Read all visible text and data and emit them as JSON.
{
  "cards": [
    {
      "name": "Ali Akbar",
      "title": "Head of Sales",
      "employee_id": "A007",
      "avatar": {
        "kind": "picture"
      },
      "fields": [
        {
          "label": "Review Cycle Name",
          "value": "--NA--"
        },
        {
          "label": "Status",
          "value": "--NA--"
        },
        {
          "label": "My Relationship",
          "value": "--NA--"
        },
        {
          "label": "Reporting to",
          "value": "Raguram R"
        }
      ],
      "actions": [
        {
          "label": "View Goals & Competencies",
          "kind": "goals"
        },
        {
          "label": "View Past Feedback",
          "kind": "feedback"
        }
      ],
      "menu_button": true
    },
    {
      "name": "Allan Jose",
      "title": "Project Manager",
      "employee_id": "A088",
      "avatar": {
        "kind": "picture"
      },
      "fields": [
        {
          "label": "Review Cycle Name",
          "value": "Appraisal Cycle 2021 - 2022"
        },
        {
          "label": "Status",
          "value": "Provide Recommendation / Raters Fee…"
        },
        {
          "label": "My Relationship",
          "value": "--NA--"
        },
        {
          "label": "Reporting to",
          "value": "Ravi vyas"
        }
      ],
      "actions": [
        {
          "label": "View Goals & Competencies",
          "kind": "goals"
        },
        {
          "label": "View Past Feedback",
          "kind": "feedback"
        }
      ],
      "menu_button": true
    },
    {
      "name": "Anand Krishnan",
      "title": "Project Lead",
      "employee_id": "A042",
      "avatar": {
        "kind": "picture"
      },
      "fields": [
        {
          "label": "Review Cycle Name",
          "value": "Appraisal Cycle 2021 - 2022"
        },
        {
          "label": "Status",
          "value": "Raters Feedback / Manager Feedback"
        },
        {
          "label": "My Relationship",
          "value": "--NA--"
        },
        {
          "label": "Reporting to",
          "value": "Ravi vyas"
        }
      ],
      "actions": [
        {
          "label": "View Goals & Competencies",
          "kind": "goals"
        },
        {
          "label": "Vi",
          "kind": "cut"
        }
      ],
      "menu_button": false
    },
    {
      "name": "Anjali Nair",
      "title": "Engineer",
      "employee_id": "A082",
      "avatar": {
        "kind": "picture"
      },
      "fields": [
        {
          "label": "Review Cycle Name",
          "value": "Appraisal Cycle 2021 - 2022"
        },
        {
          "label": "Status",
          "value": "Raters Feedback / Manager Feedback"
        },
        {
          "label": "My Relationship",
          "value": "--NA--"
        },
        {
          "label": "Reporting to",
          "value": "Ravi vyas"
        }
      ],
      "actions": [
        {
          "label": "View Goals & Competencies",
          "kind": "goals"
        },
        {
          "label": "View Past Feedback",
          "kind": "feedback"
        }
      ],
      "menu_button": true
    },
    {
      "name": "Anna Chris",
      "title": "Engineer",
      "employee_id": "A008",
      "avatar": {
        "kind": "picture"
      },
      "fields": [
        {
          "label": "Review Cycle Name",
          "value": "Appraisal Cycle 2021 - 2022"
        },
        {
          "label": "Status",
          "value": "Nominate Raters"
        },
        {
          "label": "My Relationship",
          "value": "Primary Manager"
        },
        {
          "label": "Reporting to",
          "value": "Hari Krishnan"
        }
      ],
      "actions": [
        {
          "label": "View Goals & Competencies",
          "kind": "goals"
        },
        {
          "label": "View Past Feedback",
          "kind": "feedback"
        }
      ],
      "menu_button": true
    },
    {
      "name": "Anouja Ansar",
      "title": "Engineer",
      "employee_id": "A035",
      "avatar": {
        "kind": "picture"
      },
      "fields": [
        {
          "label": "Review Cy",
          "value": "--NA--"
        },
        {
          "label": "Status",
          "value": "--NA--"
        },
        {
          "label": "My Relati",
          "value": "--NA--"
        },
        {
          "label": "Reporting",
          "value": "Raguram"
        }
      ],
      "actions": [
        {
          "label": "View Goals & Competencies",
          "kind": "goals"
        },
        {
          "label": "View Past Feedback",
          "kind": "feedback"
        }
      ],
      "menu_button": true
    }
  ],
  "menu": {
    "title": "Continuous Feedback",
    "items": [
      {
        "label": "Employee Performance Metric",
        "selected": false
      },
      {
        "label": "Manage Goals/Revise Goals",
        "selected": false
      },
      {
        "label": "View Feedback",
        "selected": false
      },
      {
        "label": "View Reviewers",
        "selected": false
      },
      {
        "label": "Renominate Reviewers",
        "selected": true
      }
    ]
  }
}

--- --- ---

*What is needed:* Take every line above carrying "Krishnan" and return it.

*Reply:*
      "name": "Anand Krishnan",
          "value": "Hari Krishnan"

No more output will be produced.